▸ What needs to be done:
Copy out verbatim the lines from the one containing "Localize all elements." through the one containing "Text: H: H [183,101,191,111]".

▸ Dataset extract:
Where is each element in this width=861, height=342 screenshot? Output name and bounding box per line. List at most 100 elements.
...
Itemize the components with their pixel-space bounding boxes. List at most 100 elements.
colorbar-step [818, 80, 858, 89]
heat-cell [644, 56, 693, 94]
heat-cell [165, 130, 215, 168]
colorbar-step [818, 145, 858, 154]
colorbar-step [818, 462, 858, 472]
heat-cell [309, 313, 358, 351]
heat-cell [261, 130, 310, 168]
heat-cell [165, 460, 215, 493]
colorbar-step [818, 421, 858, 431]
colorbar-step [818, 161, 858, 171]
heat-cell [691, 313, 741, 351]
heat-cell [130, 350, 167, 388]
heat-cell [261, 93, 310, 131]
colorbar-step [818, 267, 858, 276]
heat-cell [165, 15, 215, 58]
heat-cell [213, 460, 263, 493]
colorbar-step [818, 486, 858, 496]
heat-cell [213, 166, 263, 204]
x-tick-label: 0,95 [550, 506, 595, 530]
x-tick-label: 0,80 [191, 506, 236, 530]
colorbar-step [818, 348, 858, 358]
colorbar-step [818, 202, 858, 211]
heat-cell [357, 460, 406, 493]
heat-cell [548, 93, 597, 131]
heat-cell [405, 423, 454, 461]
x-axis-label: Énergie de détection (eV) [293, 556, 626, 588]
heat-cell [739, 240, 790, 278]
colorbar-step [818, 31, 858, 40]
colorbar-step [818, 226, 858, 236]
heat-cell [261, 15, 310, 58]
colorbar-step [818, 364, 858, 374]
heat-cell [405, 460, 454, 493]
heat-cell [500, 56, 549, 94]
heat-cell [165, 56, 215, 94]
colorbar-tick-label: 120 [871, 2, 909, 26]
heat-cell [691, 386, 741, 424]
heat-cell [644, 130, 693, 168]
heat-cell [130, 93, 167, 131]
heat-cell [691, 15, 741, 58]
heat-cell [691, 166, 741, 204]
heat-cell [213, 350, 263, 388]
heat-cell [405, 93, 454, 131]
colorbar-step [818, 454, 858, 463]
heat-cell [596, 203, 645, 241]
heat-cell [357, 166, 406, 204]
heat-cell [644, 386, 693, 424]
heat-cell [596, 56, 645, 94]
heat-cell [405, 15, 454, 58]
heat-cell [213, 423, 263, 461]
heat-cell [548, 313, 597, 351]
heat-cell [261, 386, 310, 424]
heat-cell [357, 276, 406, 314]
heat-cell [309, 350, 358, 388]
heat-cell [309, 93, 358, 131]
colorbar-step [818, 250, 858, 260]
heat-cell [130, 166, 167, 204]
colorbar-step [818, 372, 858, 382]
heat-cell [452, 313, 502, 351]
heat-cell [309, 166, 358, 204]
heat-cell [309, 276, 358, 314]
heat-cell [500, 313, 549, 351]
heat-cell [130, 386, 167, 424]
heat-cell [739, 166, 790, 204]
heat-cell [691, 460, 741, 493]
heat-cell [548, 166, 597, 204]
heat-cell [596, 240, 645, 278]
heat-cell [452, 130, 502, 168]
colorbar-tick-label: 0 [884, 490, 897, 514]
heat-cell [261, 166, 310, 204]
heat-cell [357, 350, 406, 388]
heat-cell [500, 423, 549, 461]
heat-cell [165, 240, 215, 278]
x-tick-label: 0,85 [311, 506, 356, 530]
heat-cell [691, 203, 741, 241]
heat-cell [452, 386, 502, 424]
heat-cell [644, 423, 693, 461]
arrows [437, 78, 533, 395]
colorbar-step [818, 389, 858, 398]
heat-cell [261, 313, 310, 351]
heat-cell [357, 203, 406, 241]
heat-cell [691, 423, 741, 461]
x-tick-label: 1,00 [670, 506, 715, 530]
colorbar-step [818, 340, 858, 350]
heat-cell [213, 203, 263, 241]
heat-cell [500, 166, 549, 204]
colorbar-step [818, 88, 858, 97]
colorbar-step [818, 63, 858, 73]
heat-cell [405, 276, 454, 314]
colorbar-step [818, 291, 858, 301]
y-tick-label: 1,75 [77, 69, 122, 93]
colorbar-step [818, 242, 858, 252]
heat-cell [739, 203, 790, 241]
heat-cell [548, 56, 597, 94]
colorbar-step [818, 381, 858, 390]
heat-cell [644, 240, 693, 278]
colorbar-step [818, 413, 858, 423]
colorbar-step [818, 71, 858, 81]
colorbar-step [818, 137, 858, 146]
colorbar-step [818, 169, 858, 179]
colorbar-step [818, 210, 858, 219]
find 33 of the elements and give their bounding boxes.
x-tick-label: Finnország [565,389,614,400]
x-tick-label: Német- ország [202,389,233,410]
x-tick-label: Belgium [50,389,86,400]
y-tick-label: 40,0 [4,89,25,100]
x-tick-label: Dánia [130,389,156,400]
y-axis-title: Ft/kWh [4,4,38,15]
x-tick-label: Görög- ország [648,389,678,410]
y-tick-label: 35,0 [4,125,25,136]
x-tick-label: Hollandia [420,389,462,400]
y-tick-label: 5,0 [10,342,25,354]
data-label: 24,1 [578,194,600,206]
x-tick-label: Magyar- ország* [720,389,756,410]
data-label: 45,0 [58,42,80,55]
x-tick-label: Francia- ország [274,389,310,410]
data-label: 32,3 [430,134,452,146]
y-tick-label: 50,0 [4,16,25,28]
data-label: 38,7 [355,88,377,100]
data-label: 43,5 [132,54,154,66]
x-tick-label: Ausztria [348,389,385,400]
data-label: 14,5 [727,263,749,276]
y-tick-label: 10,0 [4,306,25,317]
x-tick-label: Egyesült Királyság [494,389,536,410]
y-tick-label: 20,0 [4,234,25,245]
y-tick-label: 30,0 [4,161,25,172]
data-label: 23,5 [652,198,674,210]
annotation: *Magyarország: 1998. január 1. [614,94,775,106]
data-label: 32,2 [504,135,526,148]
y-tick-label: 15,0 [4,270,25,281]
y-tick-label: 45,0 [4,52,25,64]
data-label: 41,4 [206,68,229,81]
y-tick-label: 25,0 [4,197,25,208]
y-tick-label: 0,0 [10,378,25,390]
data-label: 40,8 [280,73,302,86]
* * *
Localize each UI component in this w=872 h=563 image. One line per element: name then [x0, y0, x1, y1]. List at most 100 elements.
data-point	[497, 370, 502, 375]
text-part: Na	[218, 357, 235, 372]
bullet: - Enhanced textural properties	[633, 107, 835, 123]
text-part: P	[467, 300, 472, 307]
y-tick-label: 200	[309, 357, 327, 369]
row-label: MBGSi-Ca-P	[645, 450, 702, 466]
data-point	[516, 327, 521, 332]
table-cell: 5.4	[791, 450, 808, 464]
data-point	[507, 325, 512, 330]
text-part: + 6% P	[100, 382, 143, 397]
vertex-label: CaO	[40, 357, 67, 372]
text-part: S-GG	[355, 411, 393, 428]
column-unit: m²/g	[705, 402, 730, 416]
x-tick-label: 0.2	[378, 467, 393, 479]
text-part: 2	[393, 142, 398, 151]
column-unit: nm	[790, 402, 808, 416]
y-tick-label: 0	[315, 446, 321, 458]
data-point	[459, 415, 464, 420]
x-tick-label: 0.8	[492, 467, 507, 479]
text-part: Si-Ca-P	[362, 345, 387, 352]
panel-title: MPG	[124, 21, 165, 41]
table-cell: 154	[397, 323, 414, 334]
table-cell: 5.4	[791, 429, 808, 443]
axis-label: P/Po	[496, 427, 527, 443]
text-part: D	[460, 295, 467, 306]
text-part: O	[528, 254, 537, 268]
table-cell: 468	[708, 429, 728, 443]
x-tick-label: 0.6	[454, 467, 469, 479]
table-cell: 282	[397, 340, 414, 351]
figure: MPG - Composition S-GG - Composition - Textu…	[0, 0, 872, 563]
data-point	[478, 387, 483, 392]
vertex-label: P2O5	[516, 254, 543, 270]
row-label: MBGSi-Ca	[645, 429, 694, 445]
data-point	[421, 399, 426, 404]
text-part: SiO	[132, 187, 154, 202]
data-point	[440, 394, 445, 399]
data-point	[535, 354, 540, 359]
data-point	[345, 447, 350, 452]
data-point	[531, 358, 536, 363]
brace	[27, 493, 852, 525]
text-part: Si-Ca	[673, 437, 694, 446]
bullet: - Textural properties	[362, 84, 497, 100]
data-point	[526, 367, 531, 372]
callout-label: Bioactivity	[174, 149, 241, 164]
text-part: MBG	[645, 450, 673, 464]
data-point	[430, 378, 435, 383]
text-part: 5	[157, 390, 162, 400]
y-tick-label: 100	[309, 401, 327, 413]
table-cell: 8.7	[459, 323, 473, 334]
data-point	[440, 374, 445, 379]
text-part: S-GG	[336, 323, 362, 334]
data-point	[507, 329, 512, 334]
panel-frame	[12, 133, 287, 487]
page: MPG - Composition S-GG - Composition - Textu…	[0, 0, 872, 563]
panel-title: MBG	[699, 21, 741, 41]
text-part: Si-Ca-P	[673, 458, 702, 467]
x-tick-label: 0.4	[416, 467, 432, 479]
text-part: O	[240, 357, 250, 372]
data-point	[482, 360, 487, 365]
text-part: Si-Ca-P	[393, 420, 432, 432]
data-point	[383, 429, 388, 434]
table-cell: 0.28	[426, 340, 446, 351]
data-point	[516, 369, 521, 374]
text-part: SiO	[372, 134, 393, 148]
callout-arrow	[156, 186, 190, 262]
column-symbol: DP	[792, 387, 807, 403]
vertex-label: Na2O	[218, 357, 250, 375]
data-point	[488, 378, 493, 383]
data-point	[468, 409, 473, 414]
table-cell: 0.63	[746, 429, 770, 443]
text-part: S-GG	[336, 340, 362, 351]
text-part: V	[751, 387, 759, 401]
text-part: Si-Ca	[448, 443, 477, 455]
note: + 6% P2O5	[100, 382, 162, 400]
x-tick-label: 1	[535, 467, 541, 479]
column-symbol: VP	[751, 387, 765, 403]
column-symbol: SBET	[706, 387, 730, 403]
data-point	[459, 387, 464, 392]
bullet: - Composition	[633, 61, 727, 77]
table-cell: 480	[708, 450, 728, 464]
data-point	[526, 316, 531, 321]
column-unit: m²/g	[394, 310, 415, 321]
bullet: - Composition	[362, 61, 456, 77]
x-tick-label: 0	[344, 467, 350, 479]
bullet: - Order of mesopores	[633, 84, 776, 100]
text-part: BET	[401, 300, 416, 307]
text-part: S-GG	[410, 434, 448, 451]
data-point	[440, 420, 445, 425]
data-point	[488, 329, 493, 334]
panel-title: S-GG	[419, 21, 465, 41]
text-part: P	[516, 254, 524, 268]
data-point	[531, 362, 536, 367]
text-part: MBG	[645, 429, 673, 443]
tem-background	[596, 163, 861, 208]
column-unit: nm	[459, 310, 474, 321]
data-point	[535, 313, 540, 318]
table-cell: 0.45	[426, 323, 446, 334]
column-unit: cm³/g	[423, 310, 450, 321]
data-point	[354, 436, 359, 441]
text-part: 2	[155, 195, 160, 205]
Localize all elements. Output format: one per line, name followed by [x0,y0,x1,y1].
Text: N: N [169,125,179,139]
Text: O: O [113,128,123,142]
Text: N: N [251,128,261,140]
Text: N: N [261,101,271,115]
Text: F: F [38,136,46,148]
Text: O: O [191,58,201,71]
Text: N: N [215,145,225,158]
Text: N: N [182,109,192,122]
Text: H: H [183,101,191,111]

▸ Exercise answer:
Localize all elements. Output format: one per line, name followed by [x0,y0,x1,y1].
Text: N: N [169,125,179,139]
Text: O: O [113,128,123,142]
Text: N: N [251,128,261,140]
Text: N: N [261,101,271,115]
Text: F: F [38,136,46,148]
Text: O: O [191,58,201,71]
Text: N: N [215,145,225,158]
Text: N: N [182,109,192,122]
Text: H: H [183,101,191,111]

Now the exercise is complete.